» Dataset excerpt:
— begin —

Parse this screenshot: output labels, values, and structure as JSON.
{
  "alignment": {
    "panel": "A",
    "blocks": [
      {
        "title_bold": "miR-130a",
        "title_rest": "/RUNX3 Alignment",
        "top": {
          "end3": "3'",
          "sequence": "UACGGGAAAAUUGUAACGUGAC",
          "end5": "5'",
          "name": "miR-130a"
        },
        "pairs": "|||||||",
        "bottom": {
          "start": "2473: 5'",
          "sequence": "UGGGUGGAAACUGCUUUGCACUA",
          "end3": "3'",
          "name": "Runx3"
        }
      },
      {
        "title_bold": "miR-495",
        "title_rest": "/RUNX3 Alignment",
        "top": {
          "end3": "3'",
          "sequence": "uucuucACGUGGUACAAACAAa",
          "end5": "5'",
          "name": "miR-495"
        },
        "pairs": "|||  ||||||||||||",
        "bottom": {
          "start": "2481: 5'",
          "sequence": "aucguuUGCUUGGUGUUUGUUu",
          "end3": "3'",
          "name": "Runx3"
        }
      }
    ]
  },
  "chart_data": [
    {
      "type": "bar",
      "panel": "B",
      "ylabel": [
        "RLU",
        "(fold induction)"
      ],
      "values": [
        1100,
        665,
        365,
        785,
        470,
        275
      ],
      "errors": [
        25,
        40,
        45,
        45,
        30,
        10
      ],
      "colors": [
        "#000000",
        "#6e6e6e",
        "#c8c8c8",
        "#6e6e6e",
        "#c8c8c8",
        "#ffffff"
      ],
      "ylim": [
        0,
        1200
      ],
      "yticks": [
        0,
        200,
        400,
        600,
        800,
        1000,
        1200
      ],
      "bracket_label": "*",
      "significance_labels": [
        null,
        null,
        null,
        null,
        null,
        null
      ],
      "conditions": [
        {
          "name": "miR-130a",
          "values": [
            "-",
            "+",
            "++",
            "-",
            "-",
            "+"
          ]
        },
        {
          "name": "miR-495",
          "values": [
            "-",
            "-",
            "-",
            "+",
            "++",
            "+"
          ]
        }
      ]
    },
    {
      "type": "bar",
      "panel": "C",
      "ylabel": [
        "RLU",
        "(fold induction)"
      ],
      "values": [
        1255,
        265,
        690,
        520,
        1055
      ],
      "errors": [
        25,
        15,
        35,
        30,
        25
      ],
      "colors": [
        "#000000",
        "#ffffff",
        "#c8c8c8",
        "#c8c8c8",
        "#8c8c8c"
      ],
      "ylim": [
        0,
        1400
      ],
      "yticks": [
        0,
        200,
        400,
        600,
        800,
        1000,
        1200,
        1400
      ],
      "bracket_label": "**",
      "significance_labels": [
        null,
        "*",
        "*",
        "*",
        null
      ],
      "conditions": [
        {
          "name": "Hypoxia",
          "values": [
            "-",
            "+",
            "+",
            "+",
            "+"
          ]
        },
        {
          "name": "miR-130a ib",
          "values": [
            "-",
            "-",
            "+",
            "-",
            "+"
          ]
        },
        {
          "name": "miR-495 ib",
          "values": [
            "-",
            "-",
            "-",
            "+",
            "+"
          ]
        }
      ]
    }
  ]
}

— end —

» Your task:
Write out the records above again, keeping each one identical to the original.

» Result of the exercise:
Parse this screenshot: output labels, values, and structure as JSON.
{
  "alignment": {
    "panel": "A",
    "blocks": [
      {
        "title_bold": "miR-130a",
        "title_rest": "/RUNX3 Alignment",
        "top": {
          "end3": "3'",
          "sequence": "UACGGGAAAAUUGUAACGUGAC",
          "end5": "5'",
          "name": "miR-130a"
        },
        "pairs": "|||||||",
        "bottom": {
          "start": "2473: 5'",
          "sequence": "UGGGUGGAAACUGCUUUGCACUA",
          "end3": "3'",
          "name": "Runx3"
        }
      },
      {
        "title_bold": "miR-495",
        "title_rest": "/RUNX3 Alignment",
        "top": {
          "end3": "3'",
          "sequence": "uucuucACGUGGUACAAACAAa",
          "end5": "5'",
          "name": "miR-495"
        },
        "pairs": "|||  ||||||||||||",
        "bottom": {
          "start": "2481: 5'",
          "sequence": "aucguuUGCUUGGUGUUUGUUu",
          "end3": "3'",
          "name": "Runx3"
        }
      }
    ]
  },
  "chart_data": [
    {
      "type": "bar",
      "panel": "B",
      "ylabel": [
        "RLU",
        "(fold induction)"
      ],
      "values": [
        1100,
        665,
        365,
        785,
        470,
        275
      ],
      "errors": [
        25,
        40,
        45,
        45,
        30,
        10
      ],
      "colors": [
        "#000000",
        "#6e6e6e",
        "#c8c8c8",
        "#6e6e6e",
        "#c8c8c8",
        "#ffffff"
      ],
      "ylim": [
        0,
        1200
      ],
      "yticks": [
        0,
        200,
        400,
        600,
        800,
        1000,
        1200
      ],
      "bracket_label": "*",
      "significance_labels": [
        null,
        null,
        null,
        null,
        null,
        null
      ],
      "conditions": [
        {
          "name": "miR-130a",
          "values": [
            "-",
            "+",
            "++",
            "-",
            "-",
            "+"
          ]
        },
        {
          "name": "miR-495",
          "values": [
            "-",
            "-",
            "-",
            "+",
            "++",
            "+"
          ]
        }
      ]
    },
    {
      "type": "bar",
      "panel": "C",
      "ylabel": [
        "RLU",
        "(fold induction)"
      ],
      "values": [
        1255,
        265,
        690,
        520,
        1055
      ],
      "errors": [
        25,
        15,
        35,
        30,
        25
      ],
      "colors": [
        "#000000",
        "#ffffff",
        "#c8c8c8",
        "#c8c8c8",
        "#8c8c8c"
      ],
      "ylim": [
        0,
        1400
      ],
      "yticks": [
        0,
        200,
        400,
        600,
        800,
        1000,
        1200,
        1400
      ],
      "bracket_label": "**",
      "significance_labels": [
        null,
        "*",
        "*",
        "*",
        null
      ],
      "conditions": [
        {
          "name": "Hypoxia",
          "values": [
            "-",
            "+",
            "+",
            "+",
            "+"
          ]
        },
        {
          "name": "miR-130a ib",
          "values": [
            "-",
            "-",
            "+",
            "-",
            "+"
          ]
        },
        {
          "name": "miR-495 ib",
          "values": [
            "-",
            "-",
            "-",
            "+",
            "+"
          ]
        }
      ]
    }
  ]
}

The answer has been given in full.